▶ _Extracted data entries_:
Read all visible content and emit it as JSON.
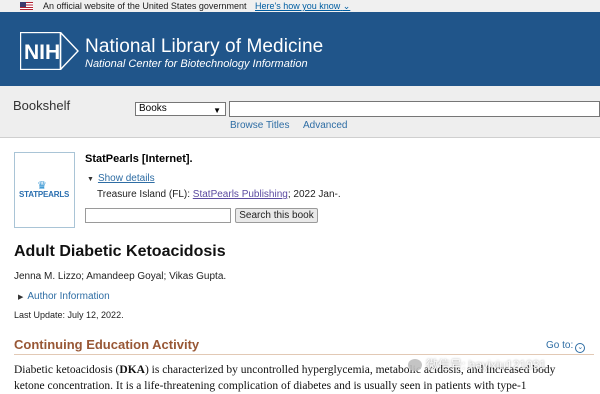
{
  "gov_banner": {
    "text": "An official website of the United States government",
    "link": "Here's how you know"
  },
  "header": {
    "logo_text": "NIH",
    "title": "National Library of Medicine",
    "subtitle": "National Center for Biotechnology Information",
    "color": "#20558a"
  },
  "search": {
    "label": "Bookshelf",
    "database": "Books",
    "query": "",
    "links": [
      "Browse Titles",
      "Advanced"
    ]
  },
  "book": {
    "cover_text": "STATPEARLS",
    "title": "StatPearls [Internet].",
    "show_details": "Show details",
    "publisher_prefix": "Treasure Island (FL): ",
    "publisher_link": "StatPearls Publishing",
    "publisher_suffix": "; 2022 Jan-.",
    "search_value": "",
    "search_button": "Search this book"
  },
  "article": {
    "title": "Adult Diabetic Ketoacidosis",
    "authors": "Jenna M. Lizzo; Amandeep Goyal; Vikas Gupta.",
    "author_info": "Author Information",
    "last_update": "Last Update: July 12, 2022."
  },
  "section": {
    "title": "Continuing Education Activity",
    "goto": "Go to:",
    "line1_pre": "Diabetic ketoacidosis (",
    "line1_bold": "DKA",
    "line1_post": ") is characterized by uncontrolled hyperglycemia, metabolic acidosis, and increased body",
    "line2": "ketone concentration. It is a life-threatening complication of diabetes and is usually seen in patients with type-1"
  },
  "watermark": {
    "text": "微信号: hayixiu121031"
  }
}
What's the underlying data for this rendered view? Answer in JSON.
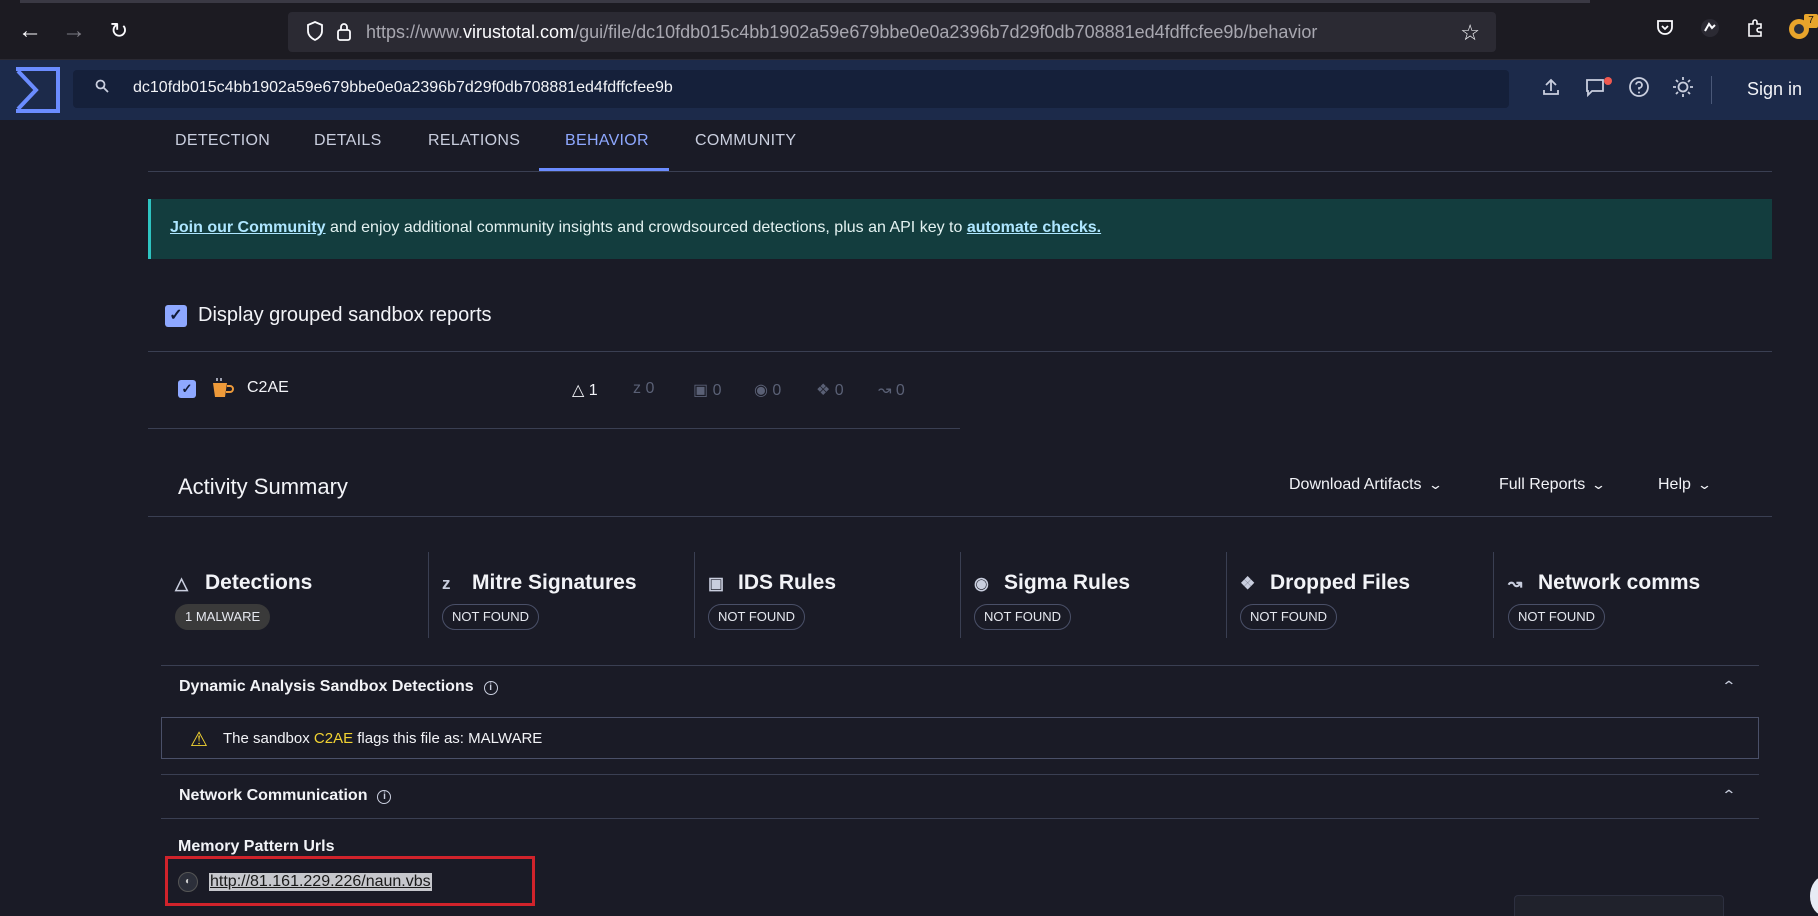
{
  "browser": {
    "url_prefix": "https://www.",
    "url_domain": "virustotal.com",
    "url_path": "/gui/file/dc10fdb015c4bb1902a59e679bbe0e0a2396b7d29f0db708881ed4fdffcfee9b/behavior",
    "extension_badge": "7",
    "icons": [
      "back-icon",
      "forward-icon",
      "reload-icon",
      "shield-icon",
      "lock-icon",
      "star-icon",
      "pocket-icon",
      "extension-icon",
      "puzzle-icon",
      "menu-icon"
    ]
  },
  "header": {
    "search_value": "dc10fdb015c4bb1902a59e679bbe0e0a2396b7d29f0db708881ed4fdffcfee9b",
    "sign_in": "Sign in",
    "icons": [
      "upload-icon",
      "chat-icon",
      "help-icon",
      "theme-icon"
    ]
  },
  "tabs": [
    {
      "label": "DETECTION",
      "active": false
    },
    {
      "label": "DETAILS",
      "active": false
    },
    {
      "label": "RELATIONS",
      "active": false
    },
    {
      "label": "BEHAVIOR",
      "active": true
    },
    {
      "label": "COMMUNITY",
      "active": false
    }
  ],
  "banner": {
    "link1": "Join our Community",
    "middle": " and enjoy additional community insights and crowdsourced detections, plus an API key to ",
    "link2": "automate checks."
  },
  "grouped": {
    "label": "Display grouped sandbox reports",
    "checked": true
  },
  "sandbox": {
    "name": "C2AE",
    "counts": [
      "1",
      "0",
      "0",
      "0",
      "0",
      "0"
    ]
  },
  "activity": {
    "title": "Activity Summary",
    "dropdowns": [
      "Download Artifacts",
      "Full Reports",
      "Help"
    ],
    "cards": [
      {
        "title": "Detections",
        "badge": "1 MALWARE",
        "icon": "warning-icon"
      },
      {
        "title": "Mitre Signatures",
        "badge": "NOT FOUND",
        "icon": "mitre-icon"
      },
      {
        "title": "IDS Rules",
        "badge": "NOT FOUND",
        "icon": "ids-icon"
      },
      {
        "title": "Sigma Rules",
        "badge": "NOT FOUND",
        "icon": "sigma-icon"
      },
      {
        "title": "Dropped Files",
        "badge": "NOT FOUND",
        "icon": "dropped-file-icon"
      },
      {
        "title": "Network comms",
        "badge": "NOT FOUND",
        "icon": "network-icon"
      }
    ]
  },
  "dynamic": {
    "title": "Dynamic Analysis Sandbox Detections",
    "text_before": "The sandbox ",
    "sandbox": "C2AE",
    "text_after": " flags this file as: MALWARE"
  },
  "network": {
    "title": "Network Communication",
    "subtitle": "Memory Pattern Urls",
    "url": "http://81.161.229.226/naun.vbs"
  },
  "colors": {
    "accent": "#8ea8ff",
    "warning": "#f1d232",
    "banner_bg": "#133d3e",
    "highlight_border": "#d0232b"
  }
}
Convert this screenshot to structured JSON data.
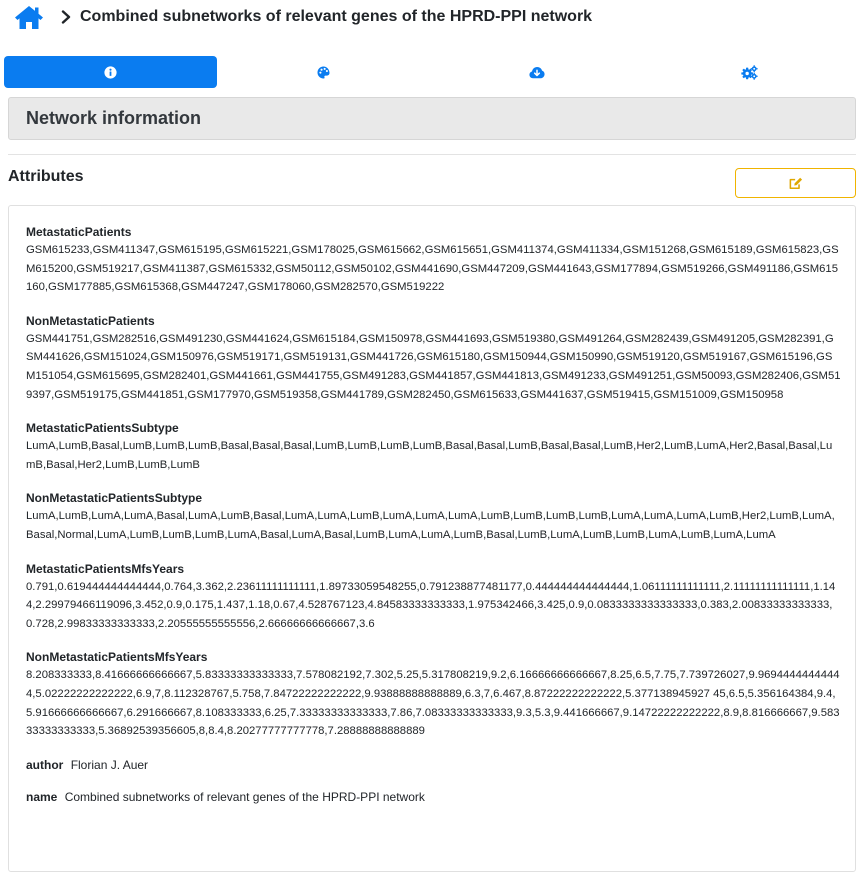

▶ _Directions for this task_: Reproduce each entry exactly as given; no pictures, please.

▶ _Solution to the problem_:
Read all visible content and emit it as JSON.
{
  "gov_banner": {
    "text": "An official website of the United States government",
    "link": "Here's how you know"
  },
  "header": {
    "logo_text": "NIH",
    "title": "National Library of Medicine",
    "subtitle": "National Center for Biotechnology Information",
    "color": "#20558a"
  },
  "search": {
    "label": "Bookshelf",
    "database": "Books",
    "query": "",
    "links": [
      "Browse Titles",
      "Advanced"
    ]
  },
  "book": {
    "cover_text": "STATPEARLS",
    "title": "StatPearls [Internet].",
    "show_details": "Show details",
    "publisher_prefix": "Treasure Island (FL): ",
    "publisher_link": "StatPearls Publishing",
    "publisher_suffix": "; 2022 Jan-.",
    "search_value": "",
    "search_button": "Search this book"
  },
  "article": {
    "title": "Adult Diabetic Ketoacidosis",
    "authors": "Jenna M. Lizzo; Amandeep Goyal; Vikas Gupta.",
    "author_info": "Author Information",
    "last_update": "Last Update: July 12, 2022."
  },
  "section": {
    "title": "Continuing Education Activity",
    "goto": "Go to:",
    "line1_pre": "Diabetic ketoacidosis (",
    "line1_bold": "DKA",
    "line1_post": ") is characterized by uncontrolled hyperglycemia, metabolic acidosis, and increased body",
    "line2": "ketone concentration. It is a life-threatening complication of diabetes and is usually seen in patients with type-1"
  },
  "watermark": {
    "text": "微信号: hayixiu121031"
  }
}
What's the underlying data for this rendered view? Answer in JSON.
{
  "browser": {
    "url_prefix": "https://www.",
    "url_domain": "virustotal.com",
    "url_path": "/gui/file/dc10fdb015c4bb1902a59e679bbe0e0a2396b7d29f0db708881ed4fdffcfee9b/behavior",
    "extension_badge": "7",
    "icons": [
      "back-icon",
      "forward-icon",
      "reload-icon",
      "shield-icon",
      "lock-icon",
      "star-icon",
      "pocket-icon",
      "extension-icon",
      "puzzle-icon",
      "menu-icon"
    ]
  },
  "header": {
    "search_value": "dc10fdb015c4bb1902a59e679bbe0e0a2396b7d29f0db708881ed4fdffcfee9b",
    "sign_in": "Sign in",
    "icons": [
      "upload-icon",
      "chat-icon",
      "help-icon",
      "theme-icon"
    ]
  },
  "tabs": [
    {
      "label": "DETECTION",
      "active": false
    },
    {
      "label": "DETAILS",
      "active": false
    },
    {
      "label": "RELATIONS",
      "active": false
    },
    {
      "label": "BEHAVIOR",
      "active": true
    },
    {
      "label": "COMMUNITY",
      "active": false
    }
  ],
  "banner": {
    "link1": "Join our Community",
    "middle": " and enjoy additional community insights and crowdsourced detections, plus an API key to ",
    "link2": "automate checks."
  },
  "grouped": {
    "label": "Display grouped sandbox reports",
    "checked": true
  },
  "sandbox": {
    "name": "C2AE",
    "counts": [
      "1",
      "0",
      "0",
      "0",
      "0",
      "0"
    ]
  },
  "activity": {
    "title": "Activity Summary",
    "dropdowns": [
      "Download Artifacts",
      "Full Reports",
      "Help"
    ],
    "cards": [
      {
        "title": "Detections",
        "badge": "1 MALWARE",
        "icon": "warning-icon"
      },
      {
        "title": "Mitre Signatures",
        "badge": "NOT FOUND",
        "icon": "mitre-icon"
      },
      {
        "title": "IDS Rules",
        "badge": "NOT FOUND",
        "icon": "ids-icon"
      },
      {
        "title": "Sigma Rules",
        "badge": "NOT FOUND",
        "icon": "sigma-icon"
      },
      {
        "title": "Dropped Files",
        "badge": "NOT FOUND",
        "icon": "dropped-file-icon"
      },
      {
        "title": "Network comms",
        "badge": "NOT FOUND",
        "icon": "network-icon"
      }
    ]
  },
  "dynamic": {
    "title": "Dynamic Analysis Sandbox Detections",
    "text_before": "The sandbox ",
    "sandbox": "C2AE",
    "text_after": " flags this file as: MALWARE"
  },
  "network": {
    "title": "Network Communication",
    "subtitle": "Memory Pattern Urls",
    "url": "http://81.161.229.226/naun.vbs"
  },
  "colors": {
    "accent": "#8ea8ff",
    "warning": "#f1d232",
    "banner_bg": "#133d3e",
    "highlight_border": "#d0232b"
  }
}
Convert this screenshot to structured JSON data.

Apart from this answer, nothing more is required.